■ **Exercise**: Copy the data below exactly, omitting any picture it contains.
-- START OF Material provided --
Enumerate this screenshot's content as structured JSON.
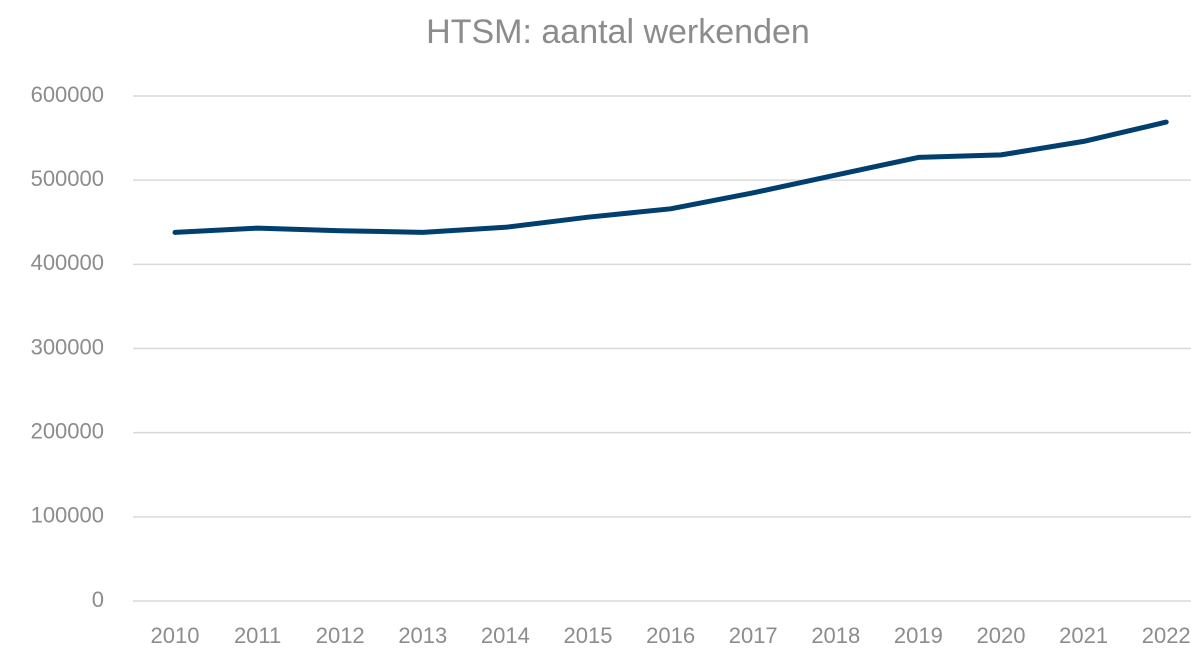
{
  "chart_data": {
    "type": "line",
    "title": "HTSM: aantal werkenden",
    "categories": [
      "2010",
      "2011",
      "2012",
      "2013",
      "2014",
      "2015",
      "2016",
      "2017",
      "2018",
      "2019",
      "2020",
      "2021",
      "2022"
    ],
    "series": [
      {
        "name": "aantal werkenden",
        "color": "#003f6e",
        "values": [
          438000,
          443000,
          440000,
          438000,
          444000,
          456000,
          466000,
          485000,
          506000,
          527000,
          530000,
          546000,
          569000
        ]
      }
    ],
    "ylim": [
      0,
      600000
    ],
    "yticks": [
      0,
      100000,
      200000,
      300000,
      400000,
      500000,
      600000
    ],
    "grid": true
  }
}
-- END OF Material provided --
■ **The output**:
Enumerate this screenshot's content as structured JSON.
{
  "chart_data": {
    "type": "line",
    "title": "HTSM: aantal werkenden",
    "categories": [
      "2010",
      "2011",
      "2012",
      "2013",
      "2014",
      "2015",
      "2016",
      "2017",
      "2018",
      "2019",
      "2020",
      "2021",
      "2022"
    ],
    "series": [
      {
        "name": "aantal werkenden",
        "color": "#003f6e",
        "values": [
          438000,
          443000,
          440000,
          438000,
          444000,
          456000,
          466000,
          485000,
          506000,
          527000,
          530000,
          546000,
          569000
        ]
      }
    ],
    "ylim": [
      0,
      600000
    ],
    "yticks": [
      0,
      100000,
      200000,
      300000,
      400000,
      500000,
      600000
    ],
    "grid": true
  }
}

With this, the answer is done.